**What is being asked**:
Every entry below must be repeated exactly; skip the pictures.

**Dataset rows**:

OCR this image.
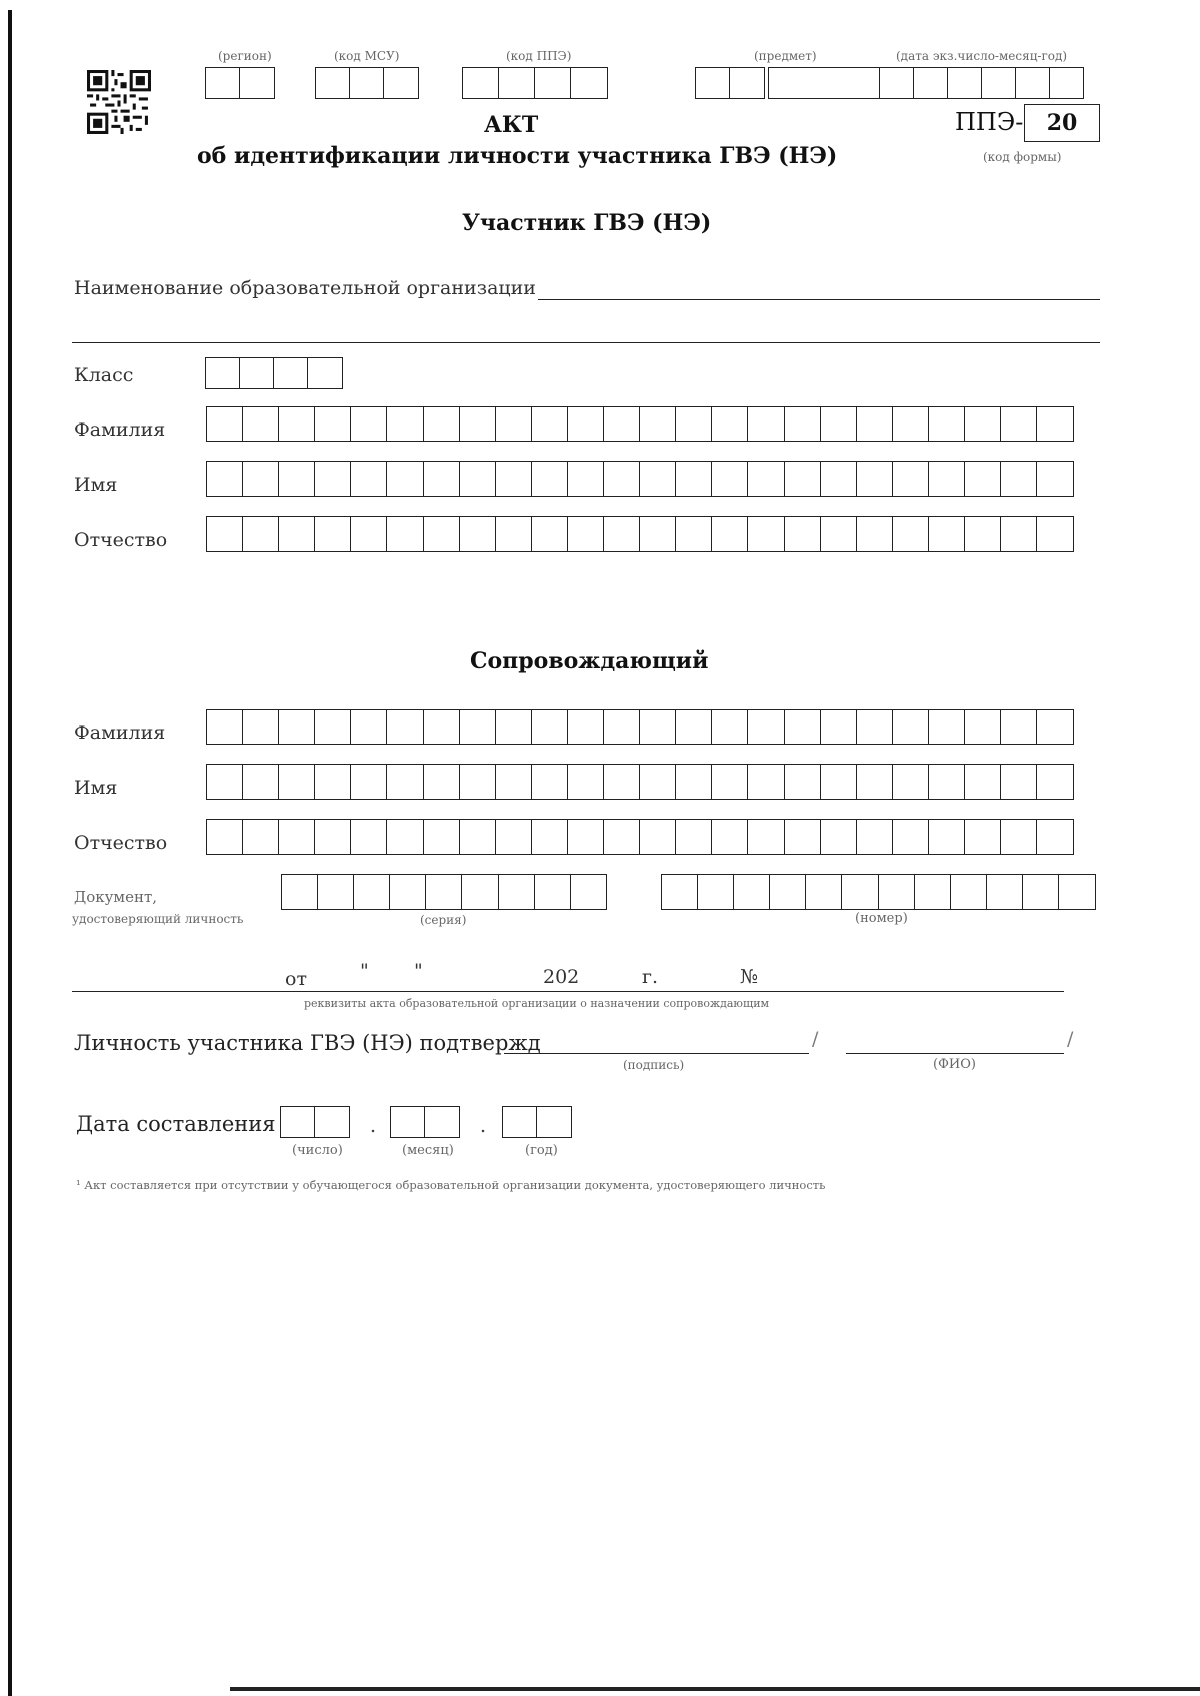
(регион)	(код МСУ)	(код ППЭ)	(предмет)	(дата экз.число-месяц-год)
АКТ
об идентификации личности участника ГВЭ (НЭ)
ППЭ-	20
(код формы)
Участник ГВЭ (НЭ)
Наименование образовательной организации
Класс
Фамилия
Имя
Отчество
Сопровождающий
Фамилия
Имя
Отчество
Документ,
удостоверяющий личность	(серия)	(номер)
от	" "	202	г.	№
реквизиты акта образовательной организации о назначении сопровождающим
Личность участника ГВЭ (НЭ) подтвержд	/
(подпись)
/
(ФИО)
Дата составления	.	.
(число)	(месяц)	(год)
¹ Акт составляется при отсутствии у обучающегося образовательной организации документа, удостоверяющего личность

**Reply**:
OCR this image.
(регион)	(код МСУ)	(код ППЭ)	(предмет)	(дата экз.число-месяц-год)
АКТ
об идентификации личности участника ГВЭ (НЭ)
ППЭ-	20
(код формы)
Участник ГВЭ (НЭ)
Наименование образовательной организации
Класс
Фамилия
Имя
Отчество
Сопровождающий
Фамилия
Имя
Отчество
Документ,
удостоверяющий личность	(серия)	(номер)
от	" "	202	г.	№
реквизиты акта образовательной организации о назначении сопровождающим
Личность участника ГВЭ (НЭ) подтвержд	/
(подпись)
/
(ФИО)
Дата составления	.	.
(число)	(месяц)	(год)
¹ Акт составляется при отсутствии у обучающегося образовательной организации документа, удостоверяющего личность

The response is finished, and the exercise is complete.